Do this |
Return all of the lines below exactly as they are.

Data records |
>> Start

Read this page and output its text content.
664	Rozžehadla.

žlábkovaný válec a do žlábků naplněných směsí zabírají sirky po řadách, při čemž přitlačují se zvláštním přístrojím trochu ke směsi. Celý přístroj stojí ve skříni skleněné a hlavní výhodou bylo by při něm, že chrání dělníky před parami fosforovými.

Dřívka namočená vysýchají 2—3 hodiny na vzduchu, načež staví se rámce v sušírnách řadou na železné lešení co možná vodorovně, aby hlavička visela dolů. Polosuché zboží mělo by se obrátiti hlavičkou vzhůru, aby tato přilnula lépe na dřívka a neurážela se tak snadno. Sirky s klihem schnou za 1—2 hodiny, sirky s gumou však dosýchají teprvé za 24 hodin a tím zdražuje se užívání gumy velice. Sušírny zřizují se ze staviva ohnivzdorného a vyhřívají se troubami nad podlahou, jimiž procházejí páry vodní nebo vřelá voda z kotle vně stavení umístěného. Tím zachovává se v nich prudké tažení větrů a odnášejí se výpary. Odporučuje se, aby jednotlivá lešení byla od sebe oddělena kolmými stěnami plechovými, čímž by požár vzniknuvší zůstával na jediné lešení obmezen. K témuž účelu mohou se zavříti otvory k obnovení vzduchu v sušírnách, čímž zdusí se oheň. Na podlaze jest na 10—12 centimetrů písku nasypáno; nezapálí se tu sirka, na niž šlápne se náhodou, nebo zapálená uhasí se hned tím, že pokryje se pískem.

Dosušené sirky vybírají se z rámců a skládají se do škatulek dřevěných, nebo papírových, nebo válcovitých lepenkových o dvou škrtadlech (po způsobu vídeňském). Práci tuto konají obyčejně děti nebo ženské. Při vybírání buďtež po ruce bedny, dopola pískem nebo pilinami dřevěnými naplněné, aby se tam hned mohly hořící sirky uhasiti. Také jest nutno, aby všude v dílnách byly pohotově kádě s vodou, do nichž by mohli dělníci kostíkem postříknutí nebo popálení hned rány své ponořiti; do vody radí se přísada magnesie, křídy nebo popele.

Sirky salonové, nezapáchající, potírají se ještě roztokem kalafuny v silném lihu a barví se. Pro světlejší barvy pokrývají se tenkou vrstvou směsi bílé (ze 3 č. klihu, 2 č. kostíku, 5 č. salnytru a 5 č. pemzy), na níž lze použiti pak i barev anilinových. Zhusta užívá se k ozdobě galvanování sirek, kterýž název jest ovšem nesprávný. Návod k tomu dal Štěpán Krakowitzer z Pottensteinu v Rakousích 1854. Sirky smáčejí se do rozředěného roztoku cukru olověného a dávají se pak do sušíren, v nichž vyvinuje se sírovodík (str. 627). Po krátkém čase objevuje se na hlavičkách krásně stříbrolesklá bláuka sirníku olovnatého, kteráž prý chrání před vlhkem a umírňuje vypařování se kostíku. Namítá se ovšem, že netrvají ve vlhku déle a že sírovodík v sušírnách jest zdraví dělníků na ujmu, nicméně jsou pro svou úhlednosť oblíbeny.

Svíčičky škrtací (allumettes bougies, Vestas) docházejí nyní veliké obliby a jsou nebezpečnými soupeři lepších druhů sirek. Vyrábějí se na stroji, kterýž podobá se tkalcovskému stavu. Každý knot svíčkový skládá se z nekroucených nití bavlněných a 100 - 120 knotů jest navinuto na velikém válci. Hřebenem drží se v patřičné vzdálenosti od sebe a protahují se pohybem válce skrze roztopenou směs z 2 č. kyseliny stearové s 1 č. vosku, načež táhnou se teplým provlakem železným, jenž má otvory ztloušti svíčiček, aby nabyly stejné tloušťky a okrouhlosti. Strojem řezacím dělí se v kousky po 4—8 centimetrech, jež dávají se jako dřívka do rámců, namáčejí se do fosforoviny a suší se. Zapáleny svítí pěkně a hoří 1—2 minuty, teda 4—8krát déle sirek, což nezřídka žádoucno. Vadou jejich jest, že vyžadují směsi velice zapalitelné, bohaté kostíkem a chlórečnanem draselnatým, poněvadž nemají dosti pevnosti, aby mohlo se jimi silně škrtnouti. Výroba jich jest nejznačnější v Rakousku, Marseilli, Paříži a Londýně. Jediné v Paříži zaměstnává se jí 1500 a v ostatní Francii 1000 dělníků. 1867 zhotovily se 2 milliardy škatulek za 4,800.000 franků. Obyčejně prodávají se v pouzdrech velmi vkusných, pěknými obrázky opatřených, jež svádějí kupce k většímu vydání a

>> End

Finished answer |
Read this page and output its text content.
664	Rozžehadla.

žlábkovaný válec a do žlábků naplněných směsí zabírají sirky po řadách, při čemž přitlačují se zvláštním přístrojím trochu ke směsi. Celý přístroj stojí ve skříni skleněné a hlavní výhodou bylo by při něm, že chrání dělníky před parami fosforovými.

Dřívka namočená vysýchají 2—3 hodiny na vzduchu, načež staví se rámce v sušírnách řadou na železné lešení co možná vodorovně, aby hlavička visela dolů. Polosuché zboží mělo by se obrátiti hlavičkou vzhůru, aby tato přilnula lépe na dřívka a neurážela se tak snadno. Sirky s klihem schnou za 1—2 hodiny, sirky s gumou však dosýchají teprvé za 24 hodin a tím zdražuje se užívání gumy velice. Sušírny zřizují se ze staviva ohnivzdorného a vyhřívají se troubami nad podlahou, jimiž procházejí páry vodní nebo vřelá voda z kotle vně stavení umístěného. Tím zachovává se v nich prudké tažení větrů a odnášejí se výpary. Odporučuje se, aby jednotlivá lešení byla od sebe oddělena kolmými stěnami plechovými, čímž by požár vzniknuvší zůstával na jediné lešení obmezen. K témuž účelu mohou se zavříti otvory k obnovení vzduchu v sušírnách, čímž zdusí se oheň. Na podlaze jest na 10—12 centimetrů písku nasypáno; nezapálí se tu sirka, na niž šlápne se náhodou, nebo zapálená uhasí se hned tím, že pokryje se pískem.

Dosušené sirky vybírají se z rámců a skládají se do škatulek dřevěných, nebo papírových, nebo válcovitých lepenkových o dvou škrtadlech (po způsobu vídeňském). Práci tuto konají obyčejně děti nebo ženské. Při vybírání buďtež po ruce bedny, dopola pískem nebo pilinami dřevěnými naplněné, aby se tam hned mohly hořící sirky uhasiti. Také jest nutno, aby všude v dílnách byly pohotově kádě s vodou, do nichž by mohli dělníci kostíkem postříknutí nebo popálení hned rány své ponořiti; do vody radí se přísada magnesie, křídy nebo popele.

Sirky salonové, nezapáchající, potírají se ještě roztokem kalafuny v silném lihu a barví se. Pro světlejší barvy pokrývají se tenkou vrstvou směsi bílé (ze 3 č. klihu, 2 č. kostíku, 5 č. salnytru a 5 č. pemzy), na níž lze použiti pak i barev anilinových. Zhusta užívá se k ozdobě galvanování sirek, kterýž název jest ovšem nesprávný. Návod k tomu dal Štěpán Krakowitzer z Pottensteinu v Rakousích 1854. Sirky smáčejí se do rozředěného roztoku cukru olověného a dávají se pak do sušíren, v nichž vyvinuje se sírovodík (str. 627). Po krátkém čase objevuje se na hlavičkách krásně stříbrolesklá bláuka sirníku olovnatého, kteráž prý chrání před vlhkem a umírňuje vypařování se kostíku. Namítá se ovšem, že netrvají ve vlhku déle a že sírovodík v sušírnách jest zdraví dělníků na ujmu, nicméně jsou pro svou úhlednosť oblíbeny.

Svíčičky škrtací (allumettes bougies, Vestas) docházejí nyní veliké obliby a jsou nebezpečnými soupeři lepších druhů sirek. Vyrábějí se na stroji, kterýž podobá se tkalcovskému stavu. Každý knot svíčkový skládá se z nekroucených nití bavlněných a 100 - 120 knotů jest navinuto na velikém válci. Hřebenem drží se v patřičné vzdálenosti od sebe a protahují se pohybem válce skrze roztopenou směs z 2 č. kyseliny stearové s 1 č. vosku, načež táhnou se teplým provlakem železným, jenž má otvory ztloušti svíčiček, aby nabyly stejné tloušťky a okrouhlosti. Strojem řezacím dělí se v kousky po 4—8 centimetrech, jež dávají se jako dřívka do rámců, namáčejí se do fosforoviny a suší se. Zapáleny svítí pěkně a hoří 1—2 minuty, teda 4—8krát déle sirek, což nezřídka žádoucno. Vadou jejich jest, že vyžadují směsi velice zapalitelné, bohaté kostíkem a chlórečnanem draselnatým, poněvadž nemají dosti pevnosti, aby mohlo se jimi silně škrtnouti. Výroba jich jest nejznačnější v Rakousku, Marseilli, Paříži a Londýně. Jediné v Paříži zaměstnává se jí 1500 a v ostatní Francii 1000 dělníků. 1867 zhotovily se 2 milliardy škatulek za 4,800.000 franků. Obyčejně prodávají se v pouzdrech velmi vkusných, pěknými obrázky opatřených, jež svádějí kupce k většímu vydání a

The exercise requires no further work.